- _Directions_
Find the string "content" in the records. Copy every line it appears in.

- _Excerpt from a dataset_
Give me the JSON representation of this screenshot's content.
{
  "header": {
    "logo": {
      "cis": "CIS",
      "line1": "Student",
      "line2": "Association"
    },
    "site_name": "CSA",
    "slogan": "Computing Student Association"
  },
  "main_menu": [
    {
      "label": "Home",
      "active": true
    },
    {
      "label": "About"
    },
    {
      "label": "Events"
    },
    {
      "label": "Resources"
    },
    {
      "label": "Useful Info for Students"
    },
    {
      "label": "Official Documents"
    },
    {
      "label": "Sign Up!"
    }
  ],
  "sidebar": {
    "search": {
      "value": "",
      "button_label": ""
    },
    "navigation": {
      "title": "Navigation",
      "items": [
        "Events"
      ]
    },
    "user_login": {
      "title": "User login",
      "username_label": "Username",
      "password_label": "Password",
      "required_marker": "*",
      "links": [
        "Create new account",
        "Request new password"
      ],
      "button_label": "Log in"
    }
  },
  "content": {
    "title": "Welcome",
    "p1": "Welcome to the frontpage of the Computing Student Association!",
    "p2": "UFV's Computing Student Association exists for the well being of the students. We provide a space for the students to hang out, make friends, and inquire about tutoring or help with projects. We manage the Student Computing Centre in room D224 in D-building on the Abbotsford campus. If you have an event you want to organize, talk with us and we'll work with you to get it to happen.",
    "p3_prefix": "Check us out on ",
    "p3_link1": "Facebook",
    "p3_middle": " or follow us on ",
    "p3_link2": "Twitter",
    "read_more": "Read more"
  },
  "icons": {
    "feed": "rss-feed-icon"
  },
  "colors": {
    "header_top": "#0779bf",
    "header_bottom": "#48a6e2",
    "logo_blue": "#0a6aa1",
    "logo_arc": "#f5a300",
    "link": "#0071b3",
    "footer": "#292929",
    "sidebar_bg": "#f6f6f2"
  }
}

- _Reply to the exercise_
Give me the JSON representation of this screenshot's content.
  "content": {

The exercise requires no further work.